Extracted data entries:
------------------------------
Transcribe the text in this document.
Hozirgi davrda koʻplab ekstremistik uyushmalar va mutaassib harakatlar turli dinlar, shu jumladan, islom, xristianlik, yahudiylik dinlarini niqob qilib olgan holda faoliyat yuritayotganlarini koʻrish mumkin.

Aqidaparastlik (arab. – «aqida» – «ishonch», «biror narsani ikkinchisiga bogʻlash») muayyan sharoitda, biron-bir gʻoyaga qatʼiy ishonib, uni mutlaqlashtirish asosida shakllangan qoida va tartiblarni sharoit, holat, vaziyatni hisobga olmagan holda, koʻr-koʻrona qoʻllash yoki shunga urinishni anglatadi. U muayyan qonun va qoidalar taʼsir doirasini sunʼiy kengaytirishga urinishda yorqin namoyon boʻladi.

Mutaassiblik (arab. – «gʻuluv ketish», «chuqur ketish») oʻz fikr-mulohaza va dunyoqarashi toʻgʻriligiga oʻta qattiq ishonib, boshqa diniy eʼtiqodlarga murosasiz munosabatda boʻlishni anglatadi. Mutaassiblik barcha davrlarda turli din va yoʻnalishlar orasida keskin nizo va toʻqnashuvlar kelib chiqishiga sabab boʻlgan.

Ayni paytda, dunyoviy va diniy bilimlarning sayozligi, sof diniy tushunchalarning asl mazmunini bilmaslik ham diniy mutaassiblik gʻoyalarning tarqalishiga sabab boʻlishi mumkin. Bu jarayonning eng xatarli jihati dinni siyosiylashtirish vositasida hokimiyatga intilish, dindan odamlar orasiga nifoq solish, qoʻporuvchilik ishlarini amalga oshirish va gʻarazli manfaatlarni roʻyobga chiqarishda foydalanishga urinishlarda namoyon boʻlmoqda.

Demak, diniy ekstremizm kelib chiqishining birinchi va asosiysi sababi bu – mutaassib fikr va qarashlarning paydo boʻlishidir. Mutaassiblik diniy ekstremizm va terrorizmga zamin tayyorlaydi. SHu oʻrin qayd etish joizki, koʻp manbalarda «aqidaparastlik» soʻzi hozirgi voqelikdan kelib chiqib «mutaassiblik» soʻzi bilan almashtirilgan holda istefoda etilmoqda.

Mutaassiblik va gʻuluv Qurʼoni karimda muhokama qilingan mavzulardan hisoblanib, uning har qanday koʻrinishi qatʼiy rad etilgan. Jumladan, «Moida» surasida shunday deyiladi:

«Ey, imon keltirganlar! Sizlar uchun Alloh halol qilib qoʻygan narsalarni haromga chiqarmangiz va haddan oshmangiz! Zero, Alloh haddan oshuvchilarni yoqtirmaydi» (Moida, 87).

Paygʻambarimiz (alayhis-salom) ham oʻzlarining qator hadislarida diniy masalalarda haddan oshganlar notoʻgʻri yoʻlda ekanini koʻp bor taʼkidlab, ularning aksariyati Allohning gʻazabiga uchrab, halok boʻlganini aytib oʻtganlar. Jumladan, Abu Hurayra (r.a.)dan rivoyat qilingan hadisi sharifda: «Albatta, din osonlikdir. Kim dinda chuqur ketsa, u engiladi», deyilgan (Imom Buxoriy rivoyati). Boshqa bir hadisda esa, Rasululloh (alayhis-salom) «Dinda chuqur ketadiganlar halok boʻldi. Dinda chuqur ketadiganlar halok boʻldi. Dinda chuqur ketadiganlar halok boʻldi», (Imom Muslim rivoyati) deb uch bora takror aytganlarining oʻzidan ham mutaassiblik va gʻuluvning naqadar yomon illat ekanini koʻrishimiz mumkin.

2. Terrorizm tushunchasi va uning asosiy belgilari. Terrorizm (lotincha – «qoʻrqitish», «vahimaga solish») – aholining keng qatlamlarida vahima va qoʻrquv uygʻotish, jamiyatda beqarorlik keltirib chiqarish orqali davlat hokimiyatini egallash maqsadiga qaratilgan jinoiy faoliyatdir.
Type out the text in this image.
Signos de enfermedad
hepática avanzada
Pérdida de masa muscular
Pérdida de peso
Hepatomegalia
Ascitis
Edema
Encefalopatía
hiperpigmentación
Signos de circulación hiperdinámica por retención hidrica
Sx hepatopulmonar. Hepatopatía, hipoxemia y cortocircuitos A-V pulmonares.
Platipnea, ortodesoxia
------------------------------
▸ WORK REQUIRED
Extract, verbatim, the lines from the one containing "Type out the text in this image." through the last line of the listing above.

▸ THE RESPONSE
Type out the text in this image.
Signos de enfermedad
hepática avanzada
Pérdida de masa muscular
Pérdida de peso
Hepatomegalia
Ascitis
Edema
Encefalopatía
hiperpigmentación
Signos de circulación hiperdinámica por retención hidrica
Sx hepatopulmonar. Hepatopatía, hipoxemia y cortocircuitos A-V pulmonares.
Platipnea, ortodesoxia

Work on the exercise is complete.